**What to produce:**
Copy out the whole listing exactly as written, leaving the pictures behind.

-------------------------

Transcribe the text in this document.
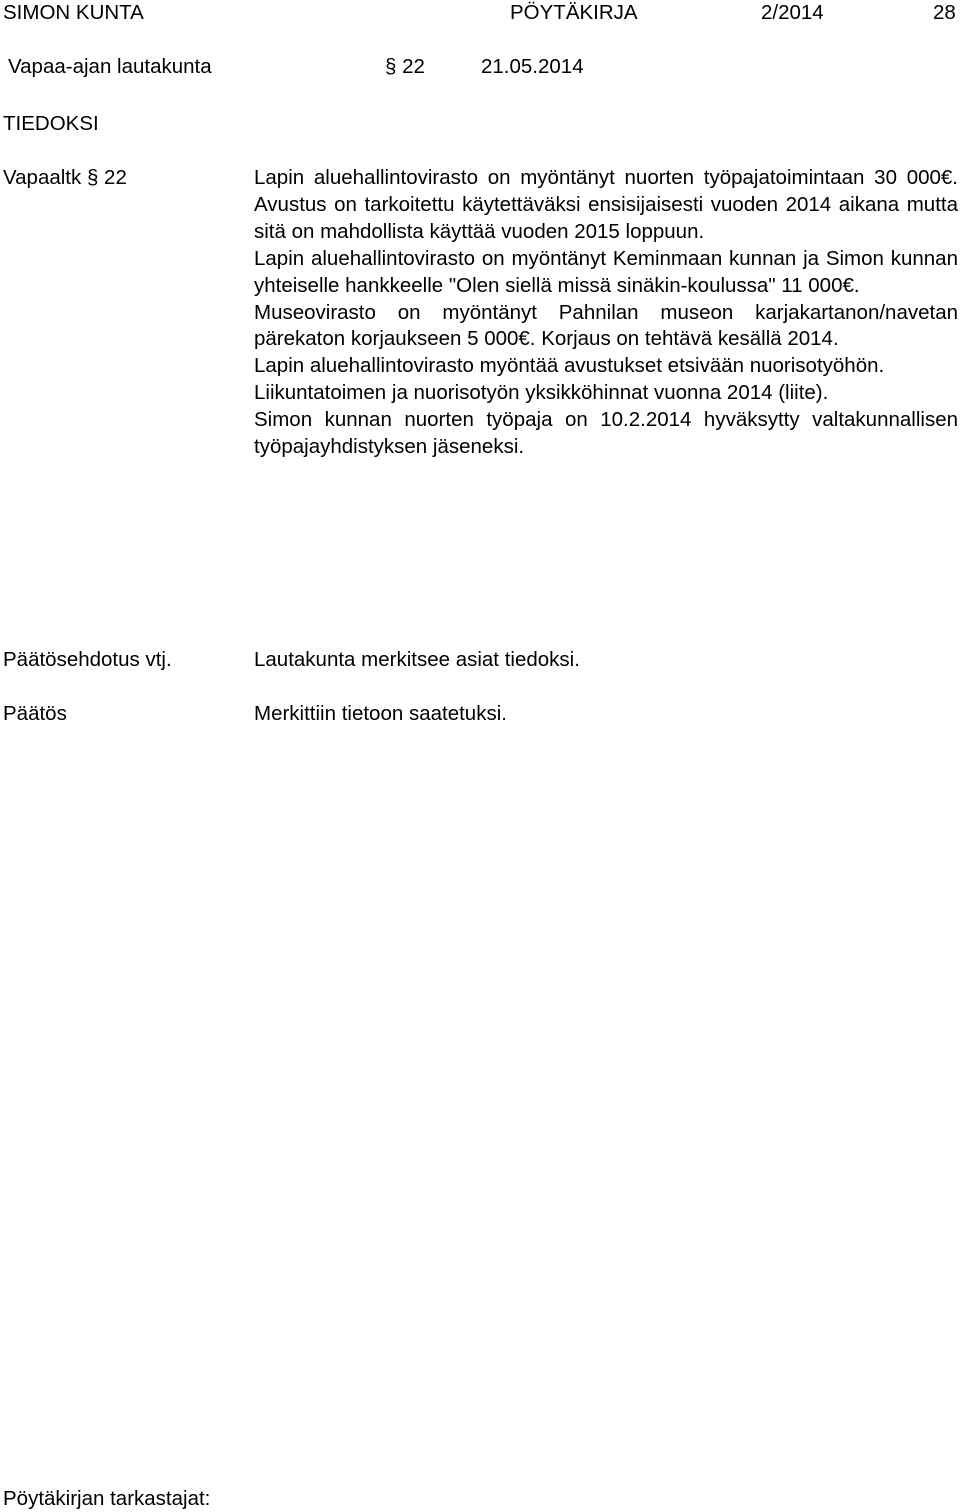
SIMON KUNTA	PÖYTÄKIRJA	2/2014	28
Vapaa-ajan lautakunta	§ 22	21.05.2014
TIEDOKSI
Vapaaltk § 22	Lapin aluehallintovirasto on myöntänyt nuorten työpajatoimintaan 30 000€. Avustus on tarkoitettu käytettäväksi ensisijaisesti vuoden 2014 aikana mutta sitä on mahdollista käyttää vuoden 2015 loppuun.
Lapin aluehallintovirasto on myöntänyt Keminmaan kunnan ja Simon kunnan yhteiselle hankkeelle "Olen siellä missä sinäkin-koulussa" 11 000€.
Museovirasto on myöntänyt Pahnilan museon karjakartanon/navetan pärekaton korjaukseen 5 000€. Korjaus on tehtävä kesällä 2014.
Lapin aluehallintovirasto myöntää avustukset etsivään nuorisotyöhön.
Liikuntatoimen ja nuorisotyön yksikköhinnat vuonna 2014 (liite).
Simon kunnan nuorten työpaja on 10.2.2014 hyväksytty valtakunnallisen työpajayhdistyksen jäseneksi.
Päätösehdotus vtj.	Lautakunta merkitsee asiat tiedoksi.
Päätös	Merkittiin tietoon saatetuksi.
Pöytäkirjan tarkastajat:
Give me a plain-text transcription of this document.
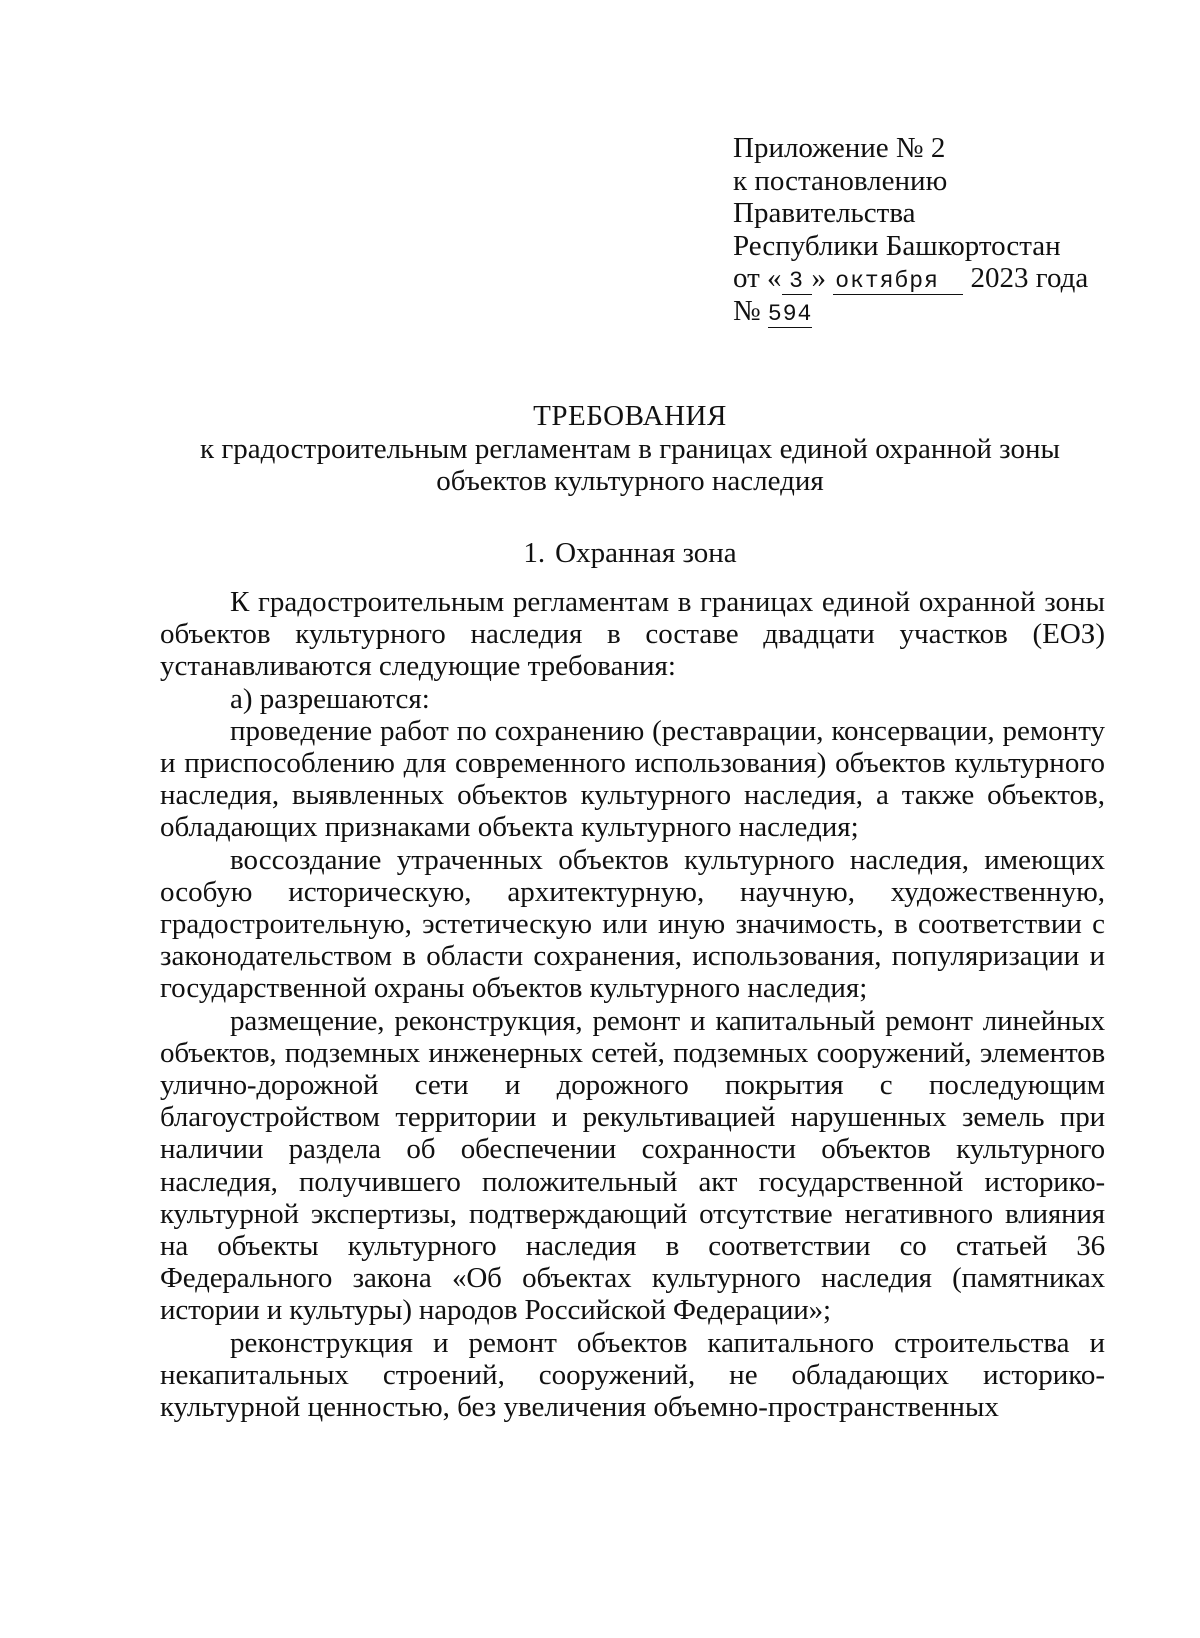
Приложение № 2
к постановлению
Правительства
Республики Башкортостан
от « 3 » октября 2023 года
№ 594
ТРЕБОВАНИЯ
к градостроительным регламентам в границах единой охранной зоны
объектов культурного наследия
1. Охранная зона

К градостроительным регламентам в границах единой охранной зоны объектов культурного наследия в составе двадцати участков (ЕОЗ) устанавливаются следующие требования:

а) разрешаются:

проведение работ по сохранению (реставрации, консервации, ремонту и приспособлению для современного использования) объектов культурного наследия, выявленных объектов культурного наследия, а также объектов, обладающих признаками объекта культурного наследия;

воссоздание утраченных объектов культурного наследия, имеющих особую историческую, архитектурную, научную, художественную, градостроительную, эстетическую или иную значимость, в соответствии с законодательством в области сохранения, использования, популяризации и государственной охраны объектов культурного наследия;

размещение, реконструкция, ремонт и капитальный ремонт линейных объектов, подземных инженерных сетей, подземных сооружений, элементов улично-дорожной сети и дорожного покрытия с последующим благоустройством территории и рекультивацией нарушенных земель при наличии раздела об обеспечении сохранности объектов культурного наследия, получившего положительный акт государственной историко-культурной экспертизы, подтверждающий отсутствие негативного влияния на объекты культурного наследия в соответствии со статьей 36 Федерального закона «Об объектах культурного наследия (памятниках истории и культуры) народов Российской Федерации»;

реконструкция и ремонт объектов капитального строительства и некапитальных строений, сооружений, не обладающих историко-культурной ценностью, без увеличения объемно-пространственных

-------------------------

**Response:**
Transcribe the text in this document.
SIMON KUNTA	PÖYTÄKIRJA	2/2014	28
Vapaa-ajan lautakunta	§ 22	21.05.2014
TIEDOKSI
Vapaaltk § 22	Lapin aluehallintovirasto on myöntänyt nuorten työpajatoimintaan 30 000€. Avustus on tarkoitettu käytettäväksi ensisijaisesti vuoden 2014 aikana mutta sitä on mahdollista käyttää vuoden 2015 loppuun.
Lapin aluehallintovirasto on myöntänyt Keminmaan kunnan ja Simon kunnan yhteiselle hankkeelle "Olen siellä missä sinäkin-koulussa" 11 000€.
Museovirasto on myöntänyt Pahnilan museon karjakartanon/navetan pärekaton korjaukseen 5 000€. Korjaus on tehtävä kesällä 2014.
Lapin aluehallintovirasto myöntää avustukset etsivään nuorisotyöhön.
Liikuntatoimen ja nuorisotyön yksikköhinnat vuonna 2014 (liite).
Simon kunnan nuorten työpaja on 10.2.2014 hyväksytty valtakunnallisen työpajayhdistyksen jäseneksi.
Päätösehdotus vtj.	Lautakunta merkitsee asiat tiedoksi.
Päätös	Merkittiin tietoon saatetuksi.
Pöytäkirjan tarkastajat:
Give me a plain-text transcription of this document.
Приложение № 2
к постановлению
Правительства
Республики Башкортостан
от « 3 » октября 2023 года
№ 594
ТРЕБОВАНИЯ
к градостроительным регламентам в границах единой охранной зоны
объектов культурного наследия
1. Охранная зона

К градостроительным регламентам в границах единой охранной зоны объектов культурного наследия в составе двадцати участков (ЕОЗ) устанавливаются следующие требования:

а) разрешаются:

проведение работ по сохранению (реставрации, консервации, ремонту и приспособлению для современного использования) объектов культурного наследия, выявленных объектов культурного наследия, а также объектов, обладающих признаками объекта культурного наследия;

воссоздание утраченных объектов культурного наследия, имеющих особую историческую, архитектурную, научную, художественную, градостроительную, эстетическую или иную значимость, в соответствии с законодательством в области сохранения, использования, популяризации и государственной охраны объектов культурного наследия;

размещение, реконструкция, ремонт и капитальный ремонт линейных объектов, подземных инженерных сетей, подземных сооружений, элементов улично-дорожной сети и дорожного покрытия с последующим благоустройством территории и рекультивацией нарушенных земель при наличии раздела об обеспечении сохранности объектов культурного наследия, получившего положительный акт государственной историко-культурной экспертизы, подтверждающий отсутствие негативного влияния на объекты культурного наследия в соответствии со статьей 36 Федерального закона «Об объектах культурного наследия (памятниках истории и культуры) народов Российской Федерации»;

реконструкция и ремонт объектов капитального строительства и некапитальных строений, сооружений, не обладающих историко-культурной ценностью, без увеличения объемно-пространственных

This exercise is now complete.